_Problem description:_
From the line that includes "Output the text content of this document." to the last line of the records that follow, copy every line exactly and nothing more, omitting pictures.

Part of a data file:
-*-
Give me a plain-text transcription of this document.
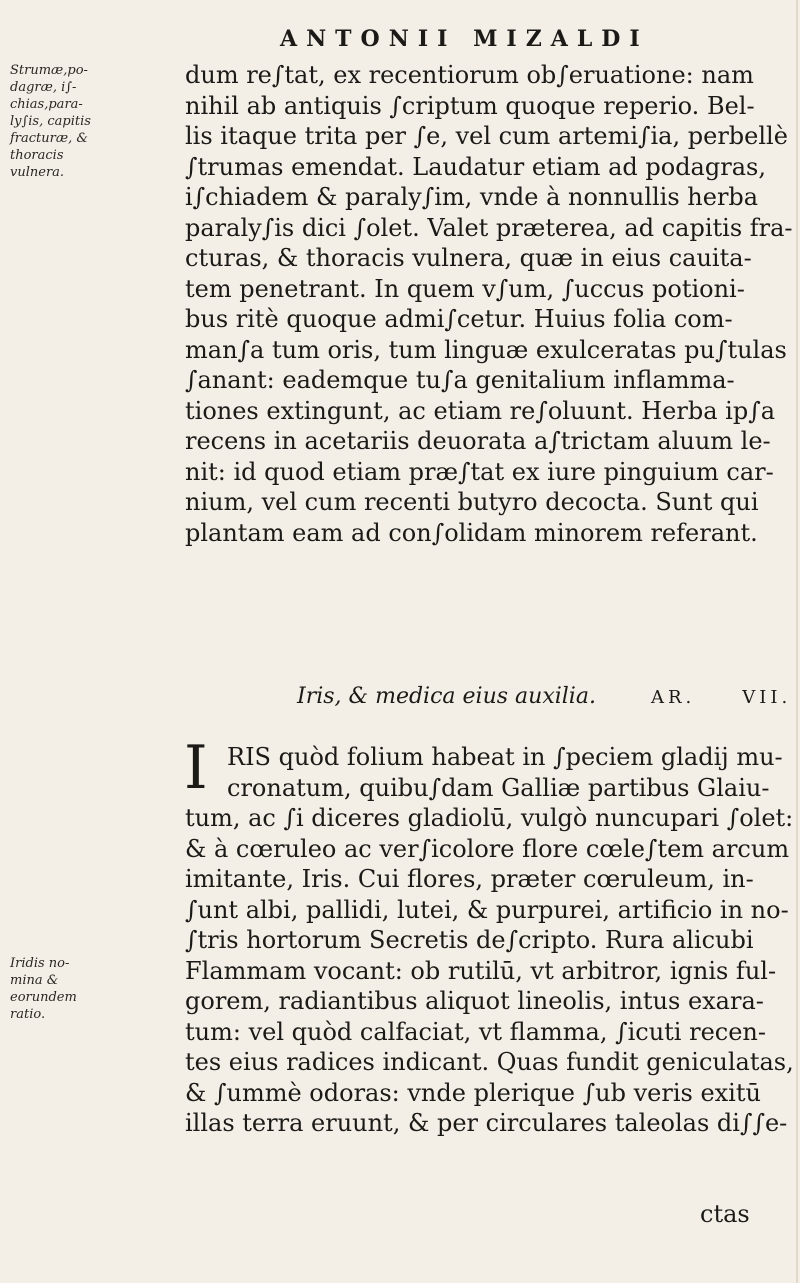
ANTONII MIZALDI
Strumæ,po-
dagræ, i∫-
chias,para-
ly∫is, capitis
fracturæ, &
thoracis
vulnera.
dum re∫tat, ex recentiorum ob∫eruatione: nam
nihil ab antiquis ∫criptum quoque reperio. Bel-
lis itaque trita per ∫e, vel cum artemi∫ia, perbellè
∫trumas emendat. Laudatur etiam ad podagras,
i∫chiadem & paraly∫im, vnde à nonnullis herba
paraly∫is dici ∫olet. Valet præterea, ad capitis fra-
cturas, & thoracis vulnera, quæ in eius cauita-
tem penetrant. In quem v∫um, ∫uccus potioni-
bus ritè quoque admi∫cetur. Huius folia com-
man∫a tum oris, tum linguæ exulceratas pu∫tulas
∫anant: eademque tu∫a genitalium inflamma-
tiones extingunt, ac etiam re∫oluunt. Herba ip∫a
recens in acetariis deuorata a∫trictam aluum le-
nit: id quod etiam præ∫tat ex iure pinguium car-
nium, vel cum recenti butyro decocta. Sunt qui
plantam eam ad con∫olidam minorem referant.
Iris, & medica eius auxilia.	AR.	VII.
I
Iridis no-
mina &
eorundem
ratio.
RIS quòd folium habeat in ∫peciem gladij mu-
cronatum, quibu∫dam Galliæ partibus Glaiu-
tum, ac ∫i diceres gladiolū, vulgò nuncupari ∫olet:
& à cœruleo ac ver∫icolore flore cœle∫tem arcum
imitante, Iris. Cui flores, præter cœruleum, in-
∫unt albi, pallidi, lutei, & purpurei, artificio in no-
∫tris hortorum Secretis de∫cripto. Rura alicubi
Flammam vocant: ob rutilū, vt arbitror, ignis ful-
gorem, radiantibus aliquot lineolis, intus exara-
tum: vel quòd calfaciat, vt flamma, ∫icuti recen-
tes eius radices indicant. Quas fundit geniculatas,
& ∫ummè odoras: vnde plerique ∫ub veris exitū
illas terra eruunt, & per circulares taleolas di∫∫e-
ctas
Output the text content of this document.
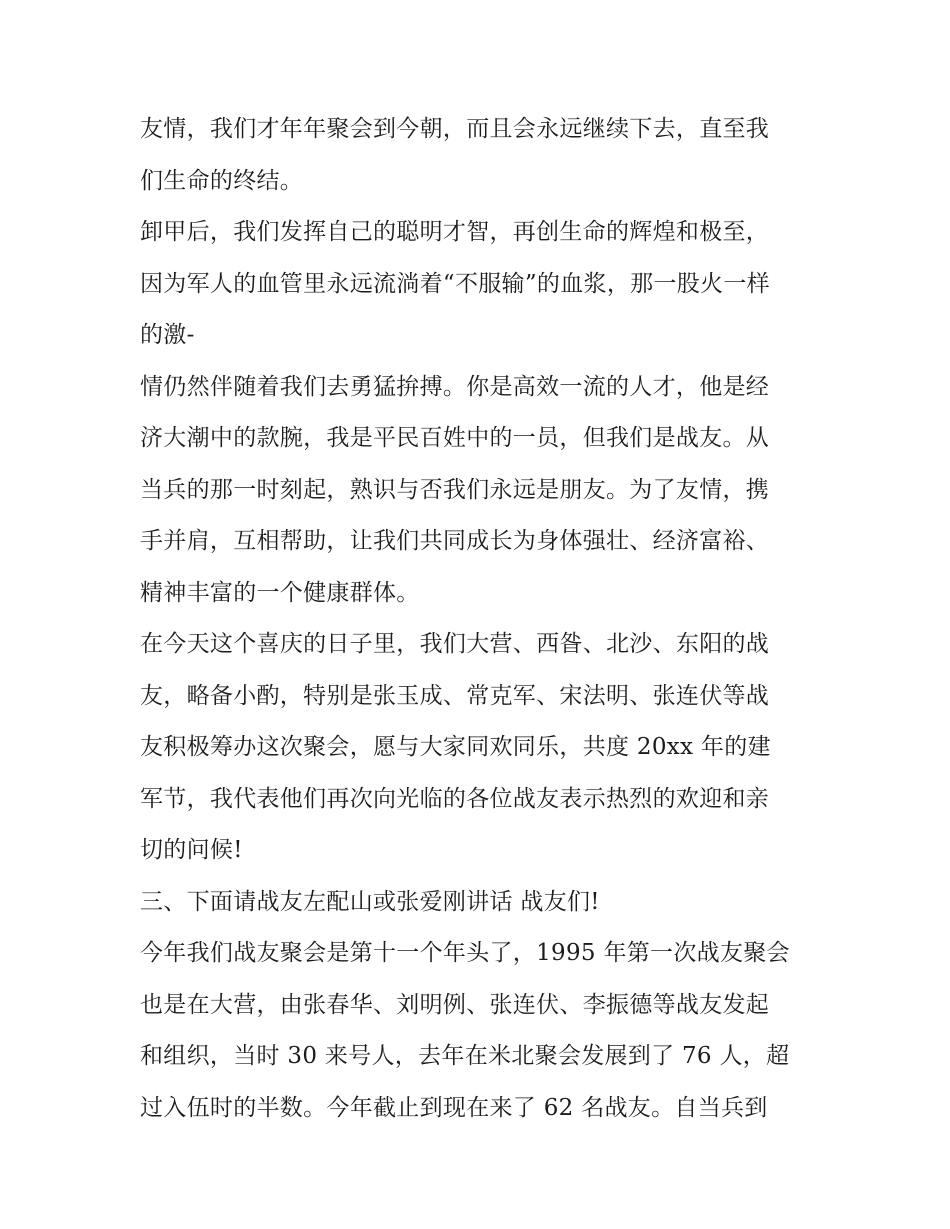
友情，我们才年年聚会到今朝，而且会永远继续下去，直至我
们生命的终结。
卸甲后，我们发挥自己的聪明才智，再创生命的辉煌和极至，
因为军人的血管里永远流淌着“不服输”的血浆，那一股火一样
的激-
情仍然伴随着我们去勇猛拚搏。你是高效一流的人才，他是经
济大潮中的款腕，我是平民百姓中的一员，但我们是战友。从
当兵的那一时刻起，熟识与否我们永远是朋友。为了友情，携
手并肩，互相帮助，让我们共同成长为身体强壮、经济富裕、
精神丰富的一个健康群体。
在今天这个喜庆的日子里，我们大营、西昝、北沙、东阳的战
友，略备小酌，特别是张玉成、常克军、宋法明、张连伏等战
友积极筹办这次聚会，愿与大家同欢同乐，共度 20xx 年的建
军节，我代表他们再次向光临的各位战友表示热烈的欢迎和亲
切的问候!
三、下面请战友左配山或张爱刚讲话 战友们!
今年我们战友聚会是第十一个年头了，1995 年第一次战友聚会
也是在大营，由张春华、刘明例、张连伏、李振德等战友发起
和组织，当时 30 来号人，去年在米北聚会发展到了 76 人，超
过入伍时的半数。今年截止到现在来了 62 名战友。自当兵到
-*-
_Response to the exercise:_
Output the text content of this document.
友情，我们才年年聚会到今朝，而且会永远继续下去，直至我
们生命的终结。
卸甲后，我们发挥自己的聪明才智，再创生命的辉煌和极至，
因为军人的血管里永远流淌着“不服输”的血浆，那一股火一样
的激-
情仍然伴随着我们去勇猛拚搏。你是高效一流的人才，他是经
济大潮中的款腕，我是平民百姓中的一员，但我们是战友。从
当兵的那一时刻起，熟识与否我们永远是朋友。为了友情，携
手并肩，互相帮助，让我们共同成长为身体强壮、经济富裕、
精神丰富的一个健康群体。
在今天这个喜庆的日子里，我们大营、西昝、北沙、东阳的战
友，略备小酌，特别是张玉成、常克军、宋法明、张连伏等战
友积极筹办这次聚会，愿与大家同欢同乐，共度 20xx 年的建
军节，我代表他们再次向光临的各位战友表示热烈的欢迎和亲
切的问候!
三、下面请战友左配山或张爱刚讲话 战友们!
今年我们战友聚会是第十一个年头了，1995 年第一次战友聚会
也是在大营，由张春华、刘明例、张连伏、李振德等战友发起
和组织，当时 30 来号人，去年在米北聚会发展到了 76 人，超
过入伍时的半数。今年截止到现在来了 62 名战友。自当兵到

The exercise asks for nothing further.